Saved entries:
━━━━━━━━━━

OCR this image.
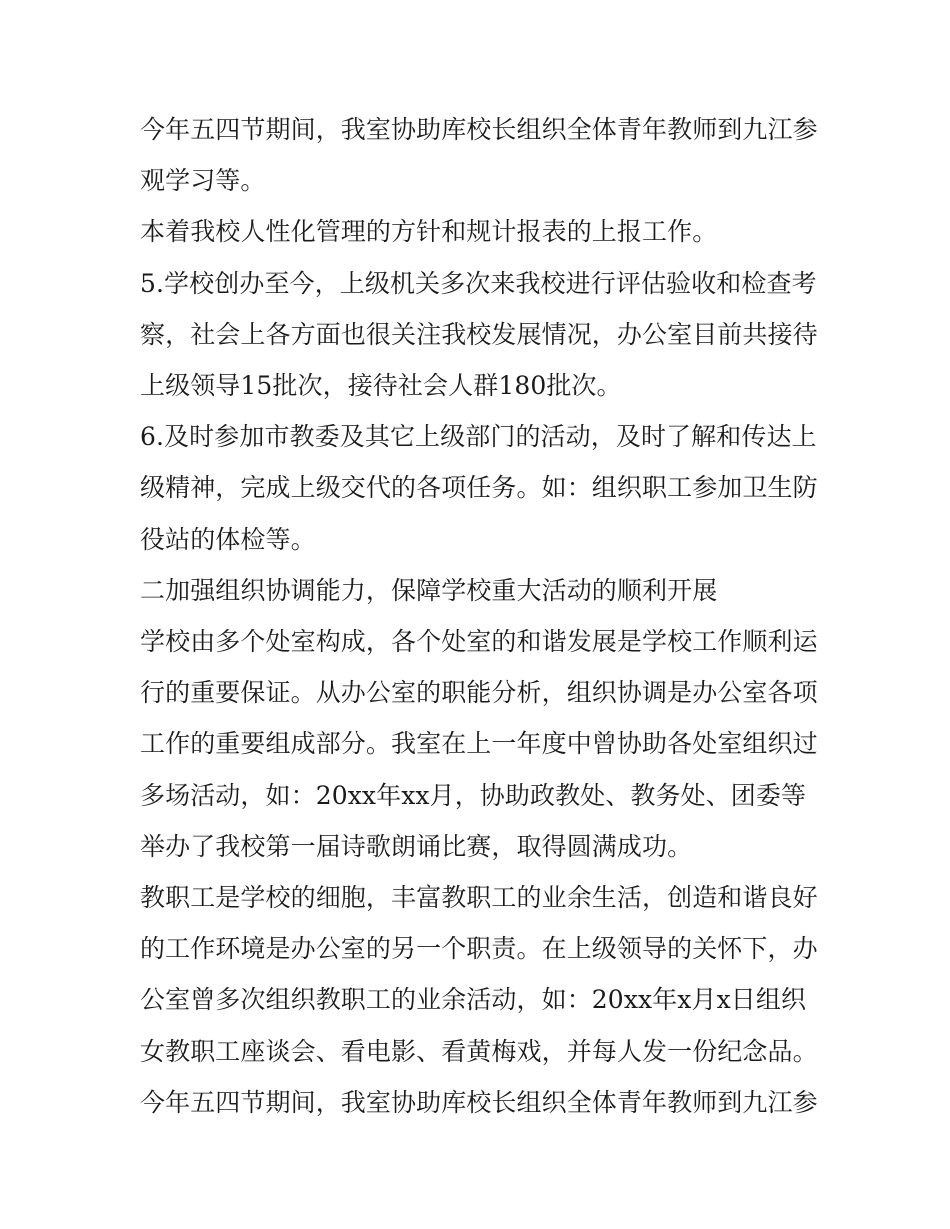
今年五四节期间，我室协助库校长组织全体青年教师到九江参

观学习等。

本着我校人性化管理的方针和规计报表的上报工作。

5.学校创办至今，上级机关多次来我校进行评估验收和检查考

察，社会上各方面也很关注我校发展情况，办公室目前共接待

上级领导15批次，接待社会人群180批次。

6.及时参加市教委及其它上级部门的活动，及时了解和传达上

级精神，完成上级交代的各项任务。如：组织职工参加卫生防

役站的体检等。

二加强组织协调能力，保障学校重大活动的顺利开展

学校由多个处室构成，各个处室的和谐发展是学校工作顺利运

行的重要保证。从办公室的职能分析，组织协调是办公室各项

工作的重要组成部分。我室在上一年度中曾协助各处室组织过

多场活动，如：20xx年xx月，协助政教处、教务处、团委等

举办了我校第一届诗歌朗诵比赛，取得圆满成功。

教职工是学校的细胞，丰富教职工的业余生活，创造和谐良好

的工作环境是办公室的另一个职责。在上级领导的关怀下，办

公室曾多次组织教职工的业余活动，如：20xx年x月x日组织

女教职工座谈会、看电影、看黄梅戏，并每人发一份纪念品。

今年五四节期间，我室协助库校长组织全体青年教师到九江参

━━━━━━━━━━

(Given instruction) Without the pictures, extract every entry verbatim.

(In response)
OCR this image.
今年五四节期间，我室协助库校长组织全体青年教师到九江参

观学习等。

本着我校人性化管理的方针和规计报表的上报工作。

5.学校创办至今，上级机关多次来我校进行评估验收和检查考

察，社会上各方面也很关注我校发展情况，办公室目前共接待

上级领导15批次，接待社会人群180批次。

6.及时参加市教委及其它上级部门的活动，及时了解和传达上

级精神，完成上级交代的各项任务。如：组织职工参加卫生防

役站的体检等。

二加强组织协调能力，保障学校重大活动的顺利开展

学校由多个处室构成，各个处室的和谐发展是学校工作顺利运

行的重要保证。从办公室的职能分析，组织协调是办公室各项

工作的重要组成部分。我室在上一年度中曾协助各处室组织过

多场活动，如：20xx年xx月，协助政教处、教务处、团委等

举办了我校第一届诗歌朗诵比赛，取得圆满成功。

教职工是学校的细胞，丰富教职工的业余生活，创造和谐良好

的工作环境是办公室的另一个职责。在上级领导的关怀下，办

公室曾多次组织教职工的业余活动，如：20xx年x月x日组织

女教职工座谈会、看电影、看黄梅戏，并每人发一份纪念品。

今年五四节期间，我室协助库校长组织全体青年教师到九江参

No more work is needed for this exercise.